WHAT IS NEEDED -> Copy all lines of the listing that include the string "развертывание".

═══ DATASET CONTENT

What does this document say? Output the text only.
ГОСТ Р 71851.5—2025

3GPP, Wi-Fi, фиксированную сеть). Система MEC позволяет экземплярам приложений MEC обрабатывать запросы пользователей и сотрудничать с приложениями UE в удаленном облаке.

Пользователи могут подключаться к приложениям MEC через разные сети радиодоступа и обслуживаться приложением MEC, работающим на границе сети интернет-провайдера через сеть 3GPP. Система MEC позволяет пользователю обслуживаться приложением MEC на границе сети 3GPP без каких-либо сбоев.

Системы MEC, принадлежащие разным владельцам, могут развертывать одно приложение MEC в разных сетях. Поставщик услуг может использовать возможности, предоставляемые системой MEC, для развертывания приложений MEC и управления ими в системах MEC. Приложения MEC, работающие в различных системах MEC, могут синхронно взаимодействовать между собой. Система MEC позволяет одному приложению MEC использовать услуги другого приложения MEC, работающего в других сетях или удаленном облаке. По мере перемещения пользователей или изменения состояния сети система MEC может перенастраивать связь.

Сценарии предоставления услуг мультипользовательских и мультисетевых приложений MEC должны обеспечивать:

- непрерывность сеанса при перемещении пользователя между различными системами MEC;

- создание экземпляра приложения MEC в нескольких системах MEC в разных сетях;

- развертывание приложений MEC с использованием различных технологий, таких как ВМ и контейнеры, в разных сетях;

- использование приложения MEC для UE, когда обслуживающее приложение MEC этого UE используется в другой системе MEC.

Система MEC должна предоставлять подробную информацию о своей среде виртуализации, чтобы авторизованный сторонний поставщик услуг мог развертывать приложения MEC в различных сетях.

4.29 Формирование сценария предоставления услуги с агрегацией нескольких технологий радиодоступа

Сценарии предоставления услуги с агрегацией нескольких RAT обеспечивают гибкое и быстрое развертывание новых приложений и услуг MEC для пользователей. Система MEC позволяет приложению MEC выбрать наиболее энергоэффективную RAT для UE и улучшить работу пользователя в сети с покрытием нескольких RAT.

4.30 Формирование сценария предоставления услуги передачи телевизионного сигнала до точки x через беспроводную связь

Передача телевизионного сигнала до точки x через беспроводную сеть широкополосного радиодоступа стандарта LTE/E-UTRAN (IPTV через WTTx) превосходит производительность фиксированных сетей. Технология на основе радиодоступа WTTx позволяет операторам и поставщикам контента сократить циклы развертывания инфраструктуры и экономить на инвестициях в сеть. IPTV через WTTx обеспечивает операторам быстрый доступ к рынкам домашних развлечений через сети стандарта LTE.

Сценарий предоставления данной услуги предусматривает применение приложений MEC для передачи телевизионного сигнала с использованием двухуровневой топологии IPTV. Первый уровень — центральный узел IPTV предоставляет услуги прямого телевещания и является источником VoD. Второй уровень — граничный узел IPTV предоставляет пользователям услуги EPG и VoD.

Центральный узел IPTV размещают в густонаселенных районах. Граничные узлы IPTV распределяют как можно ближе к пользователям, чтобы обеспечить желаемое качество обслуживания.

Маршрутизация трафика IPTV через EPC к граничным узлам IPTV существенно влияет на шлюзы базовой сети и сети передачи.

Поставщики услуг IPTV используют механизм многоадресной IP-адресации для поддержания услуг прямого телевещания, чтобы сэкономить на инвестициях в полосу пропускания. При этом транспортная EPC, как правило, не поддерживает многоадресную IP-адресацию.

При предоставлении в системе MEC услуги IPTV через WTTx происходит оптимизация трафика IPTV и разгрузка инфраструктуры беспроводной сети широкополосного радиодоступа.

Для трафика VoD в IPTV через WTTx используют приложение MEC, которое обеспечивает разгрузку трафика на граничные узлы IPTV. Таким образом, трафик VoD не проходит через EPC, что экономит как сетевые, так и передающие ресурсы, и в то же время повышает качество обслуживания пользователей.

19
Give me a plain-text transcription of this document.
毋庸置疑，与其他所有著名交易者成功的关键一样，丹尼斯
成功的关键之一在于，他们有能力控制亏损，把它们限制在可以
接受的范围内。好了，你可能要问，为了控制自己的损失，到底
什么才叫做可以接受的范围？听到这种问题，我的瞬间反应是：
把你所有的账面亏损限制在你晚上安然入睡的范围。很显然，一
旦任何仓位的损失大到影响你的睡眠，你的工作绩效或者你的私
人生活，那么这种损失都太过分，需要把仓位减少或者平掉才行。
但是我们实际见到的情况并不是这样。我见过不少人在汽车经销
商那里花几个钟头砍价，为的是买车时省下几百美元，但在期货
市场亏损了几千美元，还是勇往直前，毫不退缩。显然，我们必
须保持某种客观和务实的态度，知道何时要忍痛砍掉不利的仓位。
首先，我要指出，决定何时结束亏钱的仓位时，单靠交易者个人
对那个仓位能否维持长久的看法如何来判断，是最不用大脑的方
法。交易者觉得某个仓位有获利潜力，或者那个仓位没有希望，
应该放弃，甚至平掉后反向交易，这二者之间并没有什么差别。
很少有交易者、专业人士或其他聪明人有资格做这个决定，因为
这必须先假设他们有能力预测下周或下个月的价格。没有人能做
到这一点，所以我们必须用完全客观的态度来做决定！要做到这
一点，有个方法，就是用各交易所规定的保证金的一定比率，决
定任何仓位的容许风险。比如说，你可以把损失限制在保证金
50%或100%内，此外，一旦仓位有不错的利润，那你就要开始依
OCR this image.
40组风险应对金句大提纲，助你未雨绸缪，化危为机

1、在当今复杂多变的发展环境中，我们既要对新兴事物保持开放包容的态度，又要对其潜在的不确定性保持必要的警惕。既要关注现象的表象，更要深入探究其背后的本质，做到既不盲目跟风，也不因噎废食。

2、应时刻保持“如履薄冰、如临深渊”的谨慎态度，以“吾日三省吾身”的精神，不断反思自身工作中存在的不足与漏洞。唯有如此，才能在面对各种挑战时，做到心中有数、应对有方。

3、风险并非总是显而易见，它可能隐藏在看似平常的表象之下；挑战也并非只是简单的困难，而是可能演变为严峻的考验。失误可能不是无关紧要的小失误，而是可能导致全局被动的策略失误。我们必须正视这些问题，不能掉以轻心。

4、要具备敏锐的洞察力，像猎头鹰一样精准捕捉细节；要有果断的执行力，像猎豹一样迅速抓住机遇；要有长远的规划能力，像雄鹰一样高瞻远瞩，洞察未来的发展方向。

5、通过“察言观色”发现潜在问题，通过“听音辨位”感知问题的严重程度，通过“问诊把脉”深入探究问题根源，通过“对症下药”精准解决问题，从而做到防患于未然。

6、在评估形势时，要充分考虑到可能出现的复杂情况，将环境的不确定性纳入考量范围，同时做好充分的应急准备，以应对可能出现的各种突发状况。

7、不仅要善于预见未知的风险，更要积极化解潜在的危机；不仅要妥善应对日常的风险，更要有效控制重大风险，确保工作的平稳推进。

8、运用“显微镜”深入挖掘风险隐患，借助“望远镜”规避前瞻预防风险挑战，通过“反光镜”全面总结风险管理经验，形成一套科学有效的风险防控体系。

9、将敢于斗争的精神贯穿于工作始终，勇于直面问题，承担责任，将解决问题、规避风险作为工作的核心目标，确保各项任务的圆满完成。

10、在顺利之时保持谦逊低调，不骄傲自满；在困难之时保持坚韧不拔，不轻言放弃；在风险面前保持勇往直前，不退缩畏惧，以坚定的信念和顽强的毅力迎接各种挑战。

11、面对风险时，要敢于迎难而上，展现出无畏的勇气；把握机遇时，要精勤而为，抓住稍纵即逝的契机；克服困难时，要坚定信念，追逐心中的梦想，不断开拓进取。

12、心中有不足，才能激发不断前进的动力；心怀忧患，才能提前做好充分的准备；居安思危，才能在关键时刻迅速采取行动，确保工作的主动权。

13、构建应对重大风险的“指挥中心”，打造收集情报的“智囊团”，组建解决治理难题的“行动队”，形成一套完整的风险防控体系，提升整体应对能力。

══════

EXPECTED ANSWER ->
- развертывание приложений MEC с использованием различных технологий, таких как ВМ и контейнеры, в разных сетях;
Сценарии предоставления услуги с агрегацией нескольких RAT обеспечивают гибкое и быстрое развертывание новых приложений и услуг MEC для пользователей. Система MEC позволяет приложению MEC выбрать наиболее энергоэффективную RAT для UE и улучшить работу пользователя в сети с покрытием нескольких RAT.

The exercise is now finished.